RECORD LIST -
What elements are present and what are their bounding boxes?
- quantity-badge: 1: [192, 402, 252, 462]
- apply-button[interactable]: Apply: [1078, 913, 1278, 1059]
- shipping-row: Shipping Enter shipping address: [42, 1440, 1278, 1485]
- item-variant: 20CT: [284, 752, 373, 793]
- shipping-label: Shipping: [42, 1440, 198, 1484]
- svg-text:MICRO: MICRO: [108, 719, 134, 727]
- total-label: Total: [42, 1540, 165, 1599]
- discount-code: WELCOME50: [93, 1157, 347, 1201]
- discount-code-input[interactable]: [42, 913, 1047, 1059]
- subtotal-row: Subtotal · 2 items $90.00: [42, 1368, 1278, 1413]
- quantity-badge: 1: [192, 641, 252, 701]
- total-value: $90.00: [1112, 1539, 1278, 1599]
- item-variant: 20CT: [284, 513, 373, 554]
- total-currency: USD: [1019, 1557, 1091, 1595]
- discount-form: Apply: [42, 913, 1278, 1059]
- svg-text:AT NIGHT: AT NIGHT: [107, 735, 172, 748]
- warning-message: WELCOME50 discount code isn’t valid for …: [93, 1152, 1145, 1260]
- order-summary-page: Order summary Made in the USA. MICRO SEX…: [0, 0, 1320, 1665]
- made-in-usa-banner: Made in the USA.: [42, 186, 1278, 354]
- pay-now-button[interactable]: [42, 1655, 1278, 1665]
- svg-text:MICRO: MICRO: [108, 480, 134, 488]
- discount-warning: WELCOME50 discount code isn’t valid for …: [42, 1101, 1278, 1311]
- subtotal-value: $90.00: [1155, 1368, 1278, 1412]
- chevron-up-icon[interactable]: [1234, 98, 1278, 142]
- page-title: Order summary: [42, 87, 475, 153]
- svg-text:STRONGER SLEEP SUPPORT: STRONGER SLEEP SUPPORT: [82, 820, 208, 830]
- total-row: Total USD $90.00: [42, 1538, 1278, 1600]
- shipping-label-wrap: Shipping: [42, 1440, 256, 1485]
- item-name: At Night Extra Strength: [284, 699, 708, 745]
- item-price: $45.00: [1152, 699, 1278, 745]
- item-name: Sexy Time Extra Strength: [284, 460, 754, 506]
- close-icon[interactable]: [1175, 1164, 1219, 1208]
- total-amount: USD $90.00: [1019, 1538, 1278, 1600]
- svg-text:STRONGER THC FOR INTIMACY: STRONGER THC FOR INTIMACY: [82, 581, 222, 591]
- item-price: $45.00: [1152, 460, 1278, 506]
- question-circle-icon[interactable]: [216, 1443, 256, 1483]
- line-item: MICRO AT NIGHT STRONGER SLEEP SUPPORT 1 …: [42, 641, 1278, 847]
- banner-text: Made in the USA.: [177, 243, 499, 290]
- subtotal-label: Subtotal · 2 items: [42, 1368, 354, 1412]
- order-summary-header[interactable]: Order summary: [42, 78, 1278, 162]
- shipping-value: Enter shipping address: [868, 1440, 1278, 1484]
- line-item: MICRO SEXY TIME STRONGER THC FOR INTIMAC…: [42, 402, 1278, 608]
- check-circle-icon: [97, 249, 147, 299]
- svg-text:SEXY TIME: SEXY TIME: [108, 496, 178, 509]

WRITTEN INSTRUCTION - List every line in the entries above that contains the word "address". Case counts.

ANSWER FOR THIS EXERCISE -
- shipping-row: Shipping Enter shipping address: [42, 1440, 1278, 1485]
- shipping-value: Enter shipping address: [868, 1440, 1278, 1484]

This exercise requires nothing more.